Excerpt →
---

Question

the volume of 2 m iron rod is 308 meter cube . find the circumference of the base​

Answer 1

GiveN :-

• Volume of the rod = 308 m³

• Height of the rod = 2 m

To FinD :-

• Circumference of the base of rod

SolutioN :-

Firstly we have to find radius of the rod

$\large\longrightarrow \boxed{\bf \orange{ Volume = {\pi r}^{2} h }}$

$\longrightarrow \sf308 = \frac{22}{7} \times {r}^{2} \times 2 \\ \\ \longrightarrow \sf {r}^{2} = 308 \times \frac{44}{7} \\ \\ \longrightarrow \sf{r}^{2} = 1936 \\ \\\longrightarrow \sf r = \sqrt{1936} \\ \\\longrightarrow \sf r = 44 \:m$

Now Circumference of the base of rod

$\large\longrightarrow \boxed{\bf \blue{ Circumference = 2\pi r}}$

$\longrightarrow \sf2 \times \frac{22}{7} \times 44 \\ \\\longrightarrow \sf \frac{1936}{7} \\ \\\longrightarrow \sf 276.5 \: m$

$\large \therefore \: \underline{ \bf \green{Circumference \: of \: rod \: is \: 276.5 \: m }}$

Answer 2

Answer:

The circumference of the base is 44 metres.

---

Provided information →
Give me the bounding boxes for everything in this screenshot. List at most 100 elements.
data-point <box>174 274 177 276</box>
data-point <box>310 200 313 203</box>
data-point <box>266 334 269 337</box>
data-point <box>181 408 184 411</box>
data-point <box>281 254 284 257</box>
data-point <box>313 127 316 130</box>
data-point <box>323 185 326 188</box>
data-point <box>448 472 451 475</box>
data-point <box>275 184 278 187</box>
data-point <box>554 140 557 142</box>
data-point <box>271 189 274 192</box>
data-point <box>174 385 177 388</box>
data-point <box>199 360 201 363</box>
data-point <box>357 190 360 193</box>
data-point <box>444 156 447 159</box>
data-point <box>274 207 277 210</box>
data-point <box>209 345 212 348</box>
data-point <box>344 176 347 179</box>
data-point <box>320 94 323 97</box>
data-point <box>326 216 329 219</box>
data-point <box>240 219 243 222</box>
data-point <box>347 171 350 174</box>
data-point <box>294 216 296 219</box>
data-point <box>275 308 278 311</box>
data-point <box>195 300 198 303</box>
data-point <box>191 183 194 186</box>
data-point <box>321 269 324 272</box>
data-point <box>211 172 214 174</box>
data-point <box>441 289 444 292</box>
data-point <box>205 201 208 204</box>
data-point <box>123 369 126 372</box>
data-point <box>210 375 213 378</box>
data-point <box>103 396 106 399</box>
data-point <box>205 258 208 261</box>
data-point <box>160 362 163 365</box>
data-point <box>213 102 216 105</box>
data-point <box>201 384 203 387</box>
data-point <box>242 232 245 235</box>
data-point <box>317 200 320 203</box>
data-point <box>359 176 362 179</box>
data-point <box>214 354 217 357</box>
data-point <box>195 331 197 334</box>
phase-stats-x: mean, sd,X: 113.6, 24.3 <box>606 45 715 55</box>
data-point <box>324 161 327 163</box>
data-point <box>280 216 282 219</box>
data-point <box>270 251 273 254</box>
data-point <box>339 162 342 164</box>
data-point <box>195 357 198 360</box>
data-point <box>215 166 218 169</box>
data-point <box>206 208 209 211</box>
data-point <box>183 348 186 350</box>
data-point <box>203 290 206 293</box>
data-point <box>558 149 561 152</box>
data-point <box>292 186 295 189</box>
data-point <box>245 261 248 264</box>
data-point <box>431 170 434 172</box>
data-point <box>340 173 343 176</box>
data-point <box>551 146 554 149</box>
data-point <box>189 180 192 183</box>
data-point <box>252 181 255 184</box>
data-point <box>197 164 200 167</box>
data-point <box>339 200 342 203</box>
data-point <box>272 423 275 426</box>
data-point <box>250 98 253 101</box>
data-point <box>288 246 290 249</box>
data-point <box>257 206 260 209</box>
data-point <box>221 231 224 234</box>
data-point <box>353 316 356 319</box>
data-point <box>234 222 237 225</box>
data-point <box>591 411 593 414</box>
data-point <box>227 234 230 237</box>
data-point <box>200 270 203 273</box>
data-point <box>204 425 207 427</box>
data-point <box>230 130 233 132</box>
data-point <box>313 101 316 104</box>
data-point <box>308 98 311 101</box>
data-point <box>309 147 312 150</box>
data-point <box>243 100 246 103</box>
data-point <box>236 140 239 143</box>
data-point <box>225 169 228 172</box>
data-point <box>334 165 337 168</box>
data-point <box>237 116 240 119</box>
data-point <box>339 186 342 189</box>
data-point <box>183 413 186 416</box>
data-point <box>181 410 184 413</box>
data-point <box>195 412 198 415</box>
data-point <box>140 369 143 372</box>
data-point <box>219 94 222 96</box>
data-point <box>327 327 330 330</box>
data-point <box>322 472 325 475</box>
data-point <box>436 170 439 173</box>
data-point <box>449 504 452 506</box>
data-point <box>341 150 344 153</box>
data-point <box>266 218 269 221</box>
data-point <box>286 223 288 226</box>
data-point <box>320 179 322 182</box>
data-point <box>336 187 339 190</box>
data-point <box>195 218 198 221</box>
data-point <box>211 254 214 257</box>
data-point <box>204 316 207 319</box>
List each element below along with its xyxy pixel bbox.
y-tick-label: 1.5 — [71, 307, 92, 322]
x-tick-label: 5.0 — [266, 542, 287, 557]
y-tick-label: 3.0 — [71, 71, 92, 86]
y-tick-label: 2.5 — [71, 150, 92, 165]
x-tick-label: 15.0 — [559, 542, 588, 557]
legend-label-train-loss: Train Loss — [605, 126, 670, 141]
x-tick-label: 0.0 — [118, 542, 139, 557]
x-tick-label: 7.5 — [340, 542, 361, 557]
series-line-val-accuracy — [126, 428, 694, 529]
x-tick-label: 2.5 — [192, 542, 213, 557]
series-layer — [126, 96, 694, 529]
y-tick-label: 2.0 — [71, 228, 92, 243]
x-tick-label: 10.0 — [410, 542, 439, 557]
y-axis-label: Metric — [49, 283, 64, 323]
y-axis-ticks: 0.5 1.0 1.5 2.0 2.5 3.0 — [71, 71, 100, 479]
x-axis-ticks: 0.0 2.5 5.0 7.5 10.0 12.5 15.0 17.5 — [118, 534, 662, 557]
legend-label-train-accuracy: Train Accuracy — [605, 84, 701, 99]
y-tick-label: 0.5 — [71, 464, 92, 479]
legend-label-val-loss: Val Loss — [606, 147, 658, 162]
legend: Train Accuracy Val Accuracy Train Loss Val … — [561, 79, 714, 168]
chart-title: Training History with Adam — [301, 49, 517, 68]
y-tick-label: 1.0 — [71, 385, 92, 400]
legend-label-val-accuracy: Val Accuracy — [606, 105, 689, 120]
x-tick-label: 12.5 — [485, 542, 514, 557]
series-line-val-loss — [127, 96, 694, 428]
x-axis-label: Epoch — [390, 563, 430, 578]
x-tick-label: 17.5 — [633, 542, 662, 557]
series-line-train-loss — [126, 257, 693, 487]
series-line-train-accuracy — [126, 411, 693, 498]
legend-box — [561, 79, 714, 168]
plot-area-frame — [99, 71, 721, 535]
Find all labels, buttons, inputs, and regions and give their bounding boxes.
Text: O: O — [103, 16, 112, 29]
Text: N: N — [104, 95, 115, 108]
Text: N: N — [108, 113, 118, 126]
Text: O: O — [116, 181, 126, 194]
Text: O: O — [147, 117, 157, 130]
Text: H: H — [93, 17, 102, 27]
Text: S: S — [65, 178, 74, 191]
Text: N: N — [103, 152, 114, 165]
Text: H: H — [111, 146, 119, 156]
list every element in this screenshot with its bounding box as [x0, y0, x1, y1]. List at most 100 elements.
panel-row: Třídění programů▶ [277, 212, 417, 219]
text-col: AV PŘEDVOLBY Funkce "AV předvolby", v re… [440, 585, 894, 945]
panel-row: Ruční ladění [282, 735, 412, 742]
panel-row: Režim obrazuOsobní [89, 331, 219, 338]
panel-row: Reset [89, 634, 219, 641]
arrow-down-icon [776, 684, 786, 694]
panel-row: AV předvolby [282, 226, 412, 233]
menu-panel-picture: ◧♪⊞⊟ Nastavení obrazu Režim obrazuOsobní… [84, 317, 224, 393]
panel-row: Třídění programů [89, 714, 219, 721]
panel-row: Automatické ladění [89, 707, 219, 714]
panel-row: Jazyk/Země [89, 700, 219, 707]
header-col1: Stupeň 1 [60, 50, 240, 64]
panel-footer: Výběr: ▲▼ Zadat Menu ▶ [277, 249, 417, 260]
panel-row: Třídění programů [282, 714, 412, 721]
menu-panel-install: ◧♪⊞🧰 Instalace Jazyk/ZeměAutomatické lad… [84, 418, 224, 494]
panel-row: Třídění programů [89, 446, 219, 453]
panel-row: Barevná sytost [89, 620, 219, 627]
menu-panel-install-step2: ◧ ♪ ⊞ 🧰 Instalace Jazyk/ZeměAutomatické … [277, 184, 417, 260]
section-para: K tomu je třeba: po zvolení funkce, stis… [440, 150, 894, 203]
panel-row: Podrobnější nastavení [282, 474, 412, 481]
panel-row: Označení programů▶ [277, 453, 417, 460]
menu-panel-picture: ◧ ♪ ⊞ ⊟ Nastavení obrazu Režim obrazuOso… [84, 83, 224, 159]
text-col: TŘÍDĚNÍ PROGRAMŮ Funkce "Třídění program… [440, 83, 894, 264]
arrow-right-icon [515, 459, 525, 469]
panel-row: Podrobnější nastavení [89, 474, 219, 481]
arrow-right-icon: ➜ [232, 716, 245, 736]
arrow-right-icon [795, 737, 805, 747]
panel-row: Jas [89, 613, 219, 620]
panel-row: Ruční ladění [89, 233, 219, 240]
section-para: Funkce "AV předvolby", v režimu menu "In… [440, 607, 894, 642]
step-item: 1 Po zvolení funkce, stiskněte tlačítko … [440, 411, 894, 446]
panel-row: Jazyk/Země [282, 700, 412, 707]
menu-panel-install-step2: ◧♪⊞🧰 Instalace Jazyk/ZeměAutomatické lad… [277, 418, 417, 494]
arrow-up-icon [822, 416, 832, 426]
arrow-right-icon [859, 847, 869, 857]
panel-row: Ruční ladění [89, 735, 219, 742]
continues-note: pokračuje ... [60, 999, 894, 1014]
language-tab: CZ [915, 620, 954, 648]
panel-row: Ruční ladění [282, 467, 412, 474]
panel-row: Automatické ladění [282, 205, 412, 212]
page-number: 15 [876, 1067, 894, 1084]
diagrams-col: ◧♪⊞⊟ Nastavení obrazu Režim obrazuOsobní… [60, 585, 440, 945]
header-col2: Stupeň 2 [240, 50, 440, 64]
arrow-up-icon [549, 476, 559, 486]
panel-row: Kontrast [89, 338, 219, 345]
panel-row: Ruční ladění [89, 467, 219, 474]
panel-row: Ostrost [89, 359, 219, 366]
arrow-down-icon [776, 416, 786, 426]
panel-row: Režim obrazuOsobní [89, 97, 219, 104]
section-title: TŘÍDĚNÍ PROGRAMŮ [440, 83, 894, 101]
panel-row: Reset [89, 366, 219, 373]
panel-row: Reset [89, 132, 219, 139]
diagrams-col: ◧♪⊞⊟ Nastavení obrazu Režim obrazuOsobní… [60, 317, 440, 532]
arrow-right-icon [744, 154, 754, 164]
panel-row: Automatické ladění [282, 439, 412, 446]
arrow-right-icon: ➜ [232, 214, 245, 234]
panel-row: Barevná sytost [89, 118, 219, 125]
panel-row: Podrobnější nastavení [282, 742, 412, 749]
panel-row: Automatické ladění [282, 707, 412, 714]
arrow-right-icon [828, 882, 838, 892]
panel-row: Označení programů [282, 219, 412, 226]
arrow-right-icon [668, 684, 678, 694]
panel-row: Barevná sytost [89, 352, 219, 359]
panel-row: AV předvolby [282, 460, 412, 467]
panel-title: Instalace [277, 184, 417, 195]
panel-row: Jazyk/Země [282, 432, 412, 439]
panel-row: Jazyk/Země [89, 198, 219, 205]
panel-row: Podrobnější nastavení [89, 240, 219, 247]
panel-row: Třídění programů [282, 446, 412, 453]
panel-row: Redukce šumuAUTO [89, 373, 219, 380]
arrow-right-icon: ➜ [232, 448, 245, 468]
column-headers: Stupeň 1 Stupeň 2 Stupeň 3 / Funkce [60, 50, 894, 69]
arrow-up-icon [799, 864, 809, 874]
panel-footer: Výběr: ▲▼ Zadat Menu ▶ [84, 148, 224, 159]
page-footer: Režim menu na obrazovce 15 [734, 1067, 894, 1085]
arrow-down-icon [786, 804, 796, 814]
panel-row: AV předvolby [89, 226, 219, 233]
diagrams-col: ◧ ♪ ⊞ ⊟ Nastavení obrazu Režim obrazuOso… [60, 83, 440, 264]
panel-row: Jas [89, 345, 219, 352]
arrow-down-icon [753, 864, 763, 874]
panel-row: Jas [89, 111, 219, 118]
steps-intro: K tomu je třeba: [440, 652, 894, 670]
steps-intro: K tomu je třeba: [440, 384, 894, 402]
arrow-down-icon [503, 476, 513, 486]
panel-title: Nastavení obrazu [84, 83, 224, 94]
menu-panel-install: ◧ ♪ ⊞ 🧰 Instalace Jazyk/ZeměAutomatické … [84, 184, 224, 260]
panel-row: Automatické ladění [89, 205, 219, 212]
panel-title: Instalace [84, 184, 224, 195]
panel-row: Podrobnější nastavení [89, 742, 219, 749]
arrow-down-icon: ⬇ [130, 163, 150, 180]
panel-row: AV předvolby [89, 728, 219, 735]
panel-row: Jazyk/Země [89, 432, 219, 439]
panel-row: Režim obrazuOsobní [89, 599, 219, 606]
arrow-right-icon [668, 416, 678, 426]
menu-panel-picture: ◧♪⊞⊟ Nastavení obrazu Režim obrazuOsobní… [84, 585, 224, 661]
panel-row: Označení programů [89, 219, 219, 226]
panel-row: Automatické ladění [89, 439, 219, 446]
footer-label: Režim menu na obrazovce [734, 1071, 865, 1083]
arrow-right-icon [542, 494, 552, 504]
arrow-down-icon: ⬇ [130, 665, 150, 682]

---

Task requirements →
• 1. Retype the iron rod thread word for word, from "Now Circumference of" to "is 44 metres.", both included.
• 2. Translate this sentence from the iron rod thread into Spanish: "The circumference of the base is 44 metres."
• 3. In the iron rod thread, what height does the first answer give for the rod?

Answers for each item →
• 1.
Now Circumference of the base of rod

$\large\longrightarrow \boxed{\bf \blue{ Circumference = 2\pi r}}$

$\longrightarrow \sf2 \times \frac{22}{7} \times 44 \\ \\\longrightarrow \sf \frac{1936}{7} \\ \\\longrightarrow \sf 276.5 \: m$

$\large \therefore \: \underline{ \bf \green{Circumference \: of \: rod \: is \: 276.5 \: m }}$

Answer 2

Answer:

The circumference of the base is 44 metres.

• 2. La circunferencia de la base es de 44 metros.

• 3. 2 m